#### WHAT THE EXERCISE ASKS:
Will you output all of the data below exactly, omitting the images?

** START ROWS **

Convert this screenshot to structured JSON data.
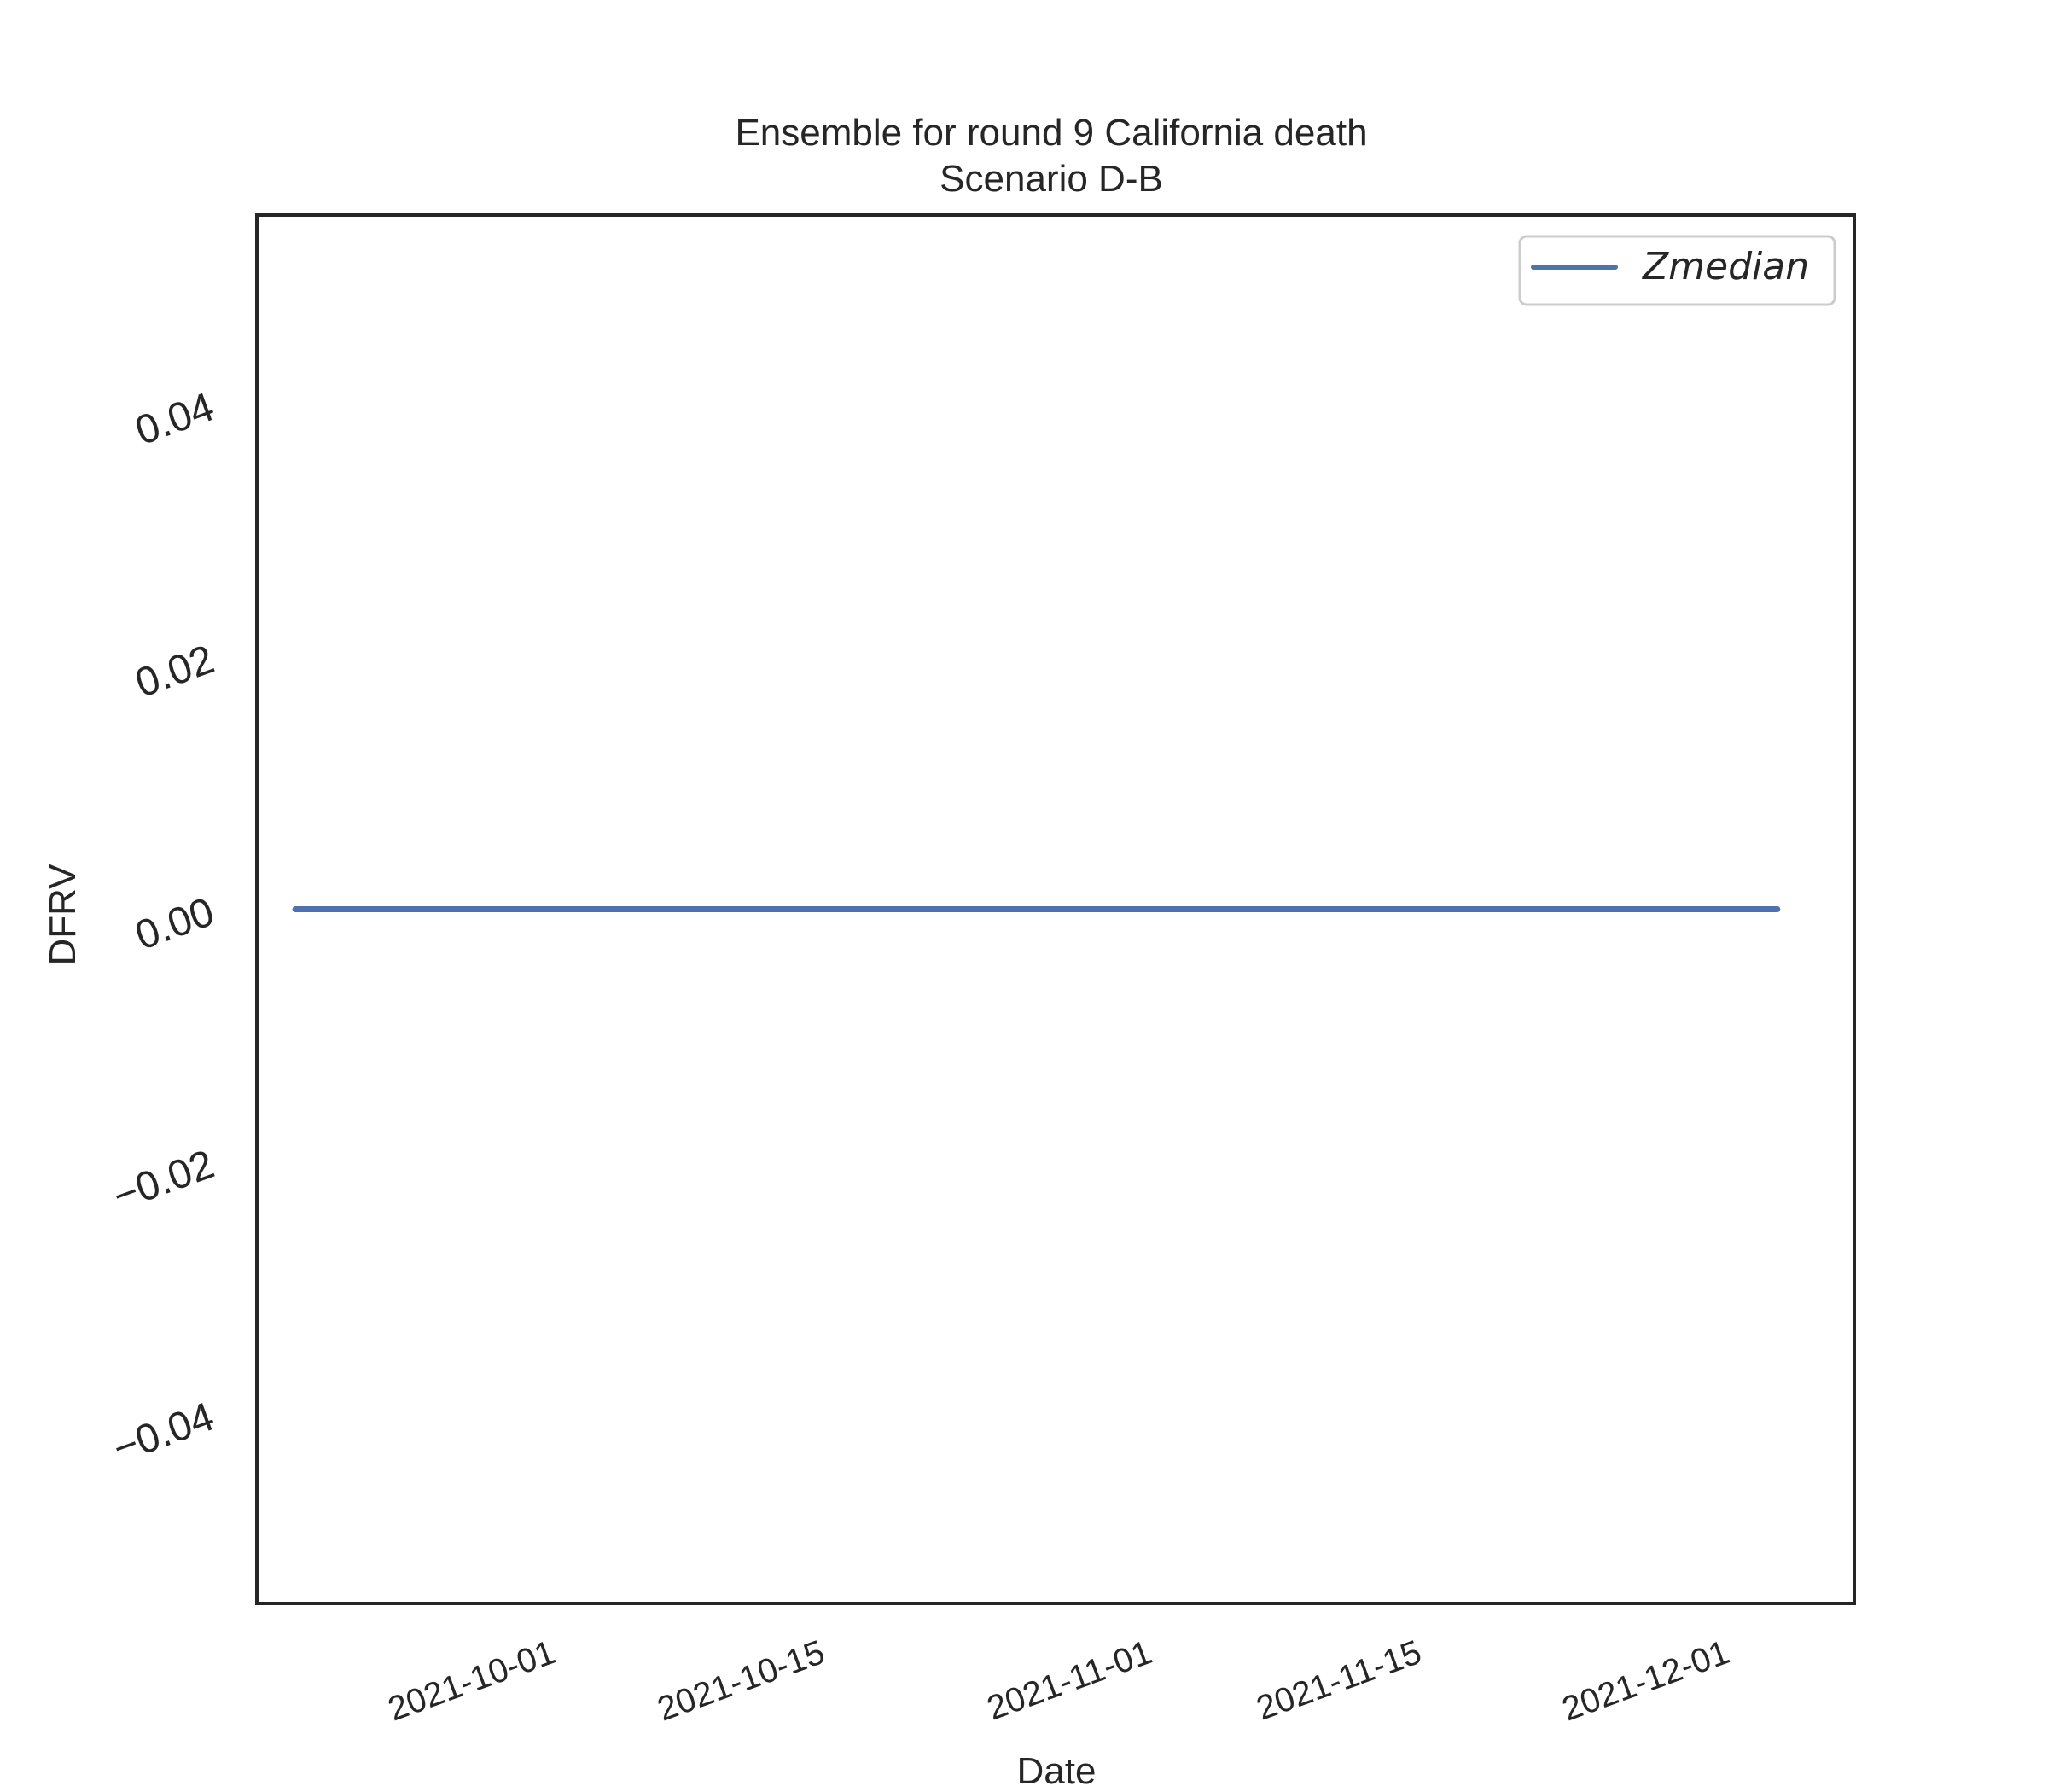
{
  "chart_data": {
    "type": "line",
    "title": "Ensemble for round 9 California death",
    "subtitle": "Scenario D-B",
    "xlabel": "Date",
    "ylabel": "DFRV",
    "x_type": "date",
    "xlim": [
      "2021-09-16",
      "2021-12-08"
    ],
    "ylim": [
      -0.055,
      0.055
    ],
    "xticks": [
      "2021-10-01",
      "2021-10-15",
      "2021-11-01",
      "2021-11-15",
      "2021-12-01"
    ],
    "yticks": [
      0.04,
      0.02,
      0.0,
      -0.02,
      -0.04
    ],
    "ytick_labels": [
      "0.04",
      "0.02",
      "0.00",
      "−0.02",
      "−0.04"
    ],
    "grid": false,
    "legend_position": "top-right",
    "series": [
      {
        "name": "Zmedian",
        "color": "#4c72b0",
        "x": [
          "2021-09-18",
          "2021-12-04"
        ],
        "y": [
          0.0,
          0.0
        ]
      }
    ]
  }
}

** END ROWS **

#### ANSWER:
Convert this screenshot to structured JSON data.
{
  "chart_data": {
    "type": "line",
    "title": "Ensemble for round 9 California death",
    "subtitle": "Scenario D-B",
    "xlabel": "Date",
    "ylabel": "DFRV",
    "x_type": "date",
    "xlim": [
      "2021-09-16",
      "2021-12-08"
    ],
    "ylim": [
      -0.055,
      0.055
    ],
    "xticks": [
      "2021-10-01",
      "2021-10-15",
      "2021-11-01",
      "2021-11-15",
      "2021-12-01"
    ],
    "yticks": [
      0.04,
      0.02,
      0.0,
      -0.02,
      -0.04
    ],
    "ytick_labels": [
      "0.04",
      "0.02",
      "0.00",
      "−0.02",
      "−0.04"
    ],
    "grid": false,
    "legend_position": "top-right",
    "series": [
      {
        "name": "Zmedian",
        "color": "#4c72b0",
        "x": [
          "2021-09-18",
          "2021-12-04"
        ],
        "y": [
          0.0,
          0.0
        ]
      }
    ]
  }
}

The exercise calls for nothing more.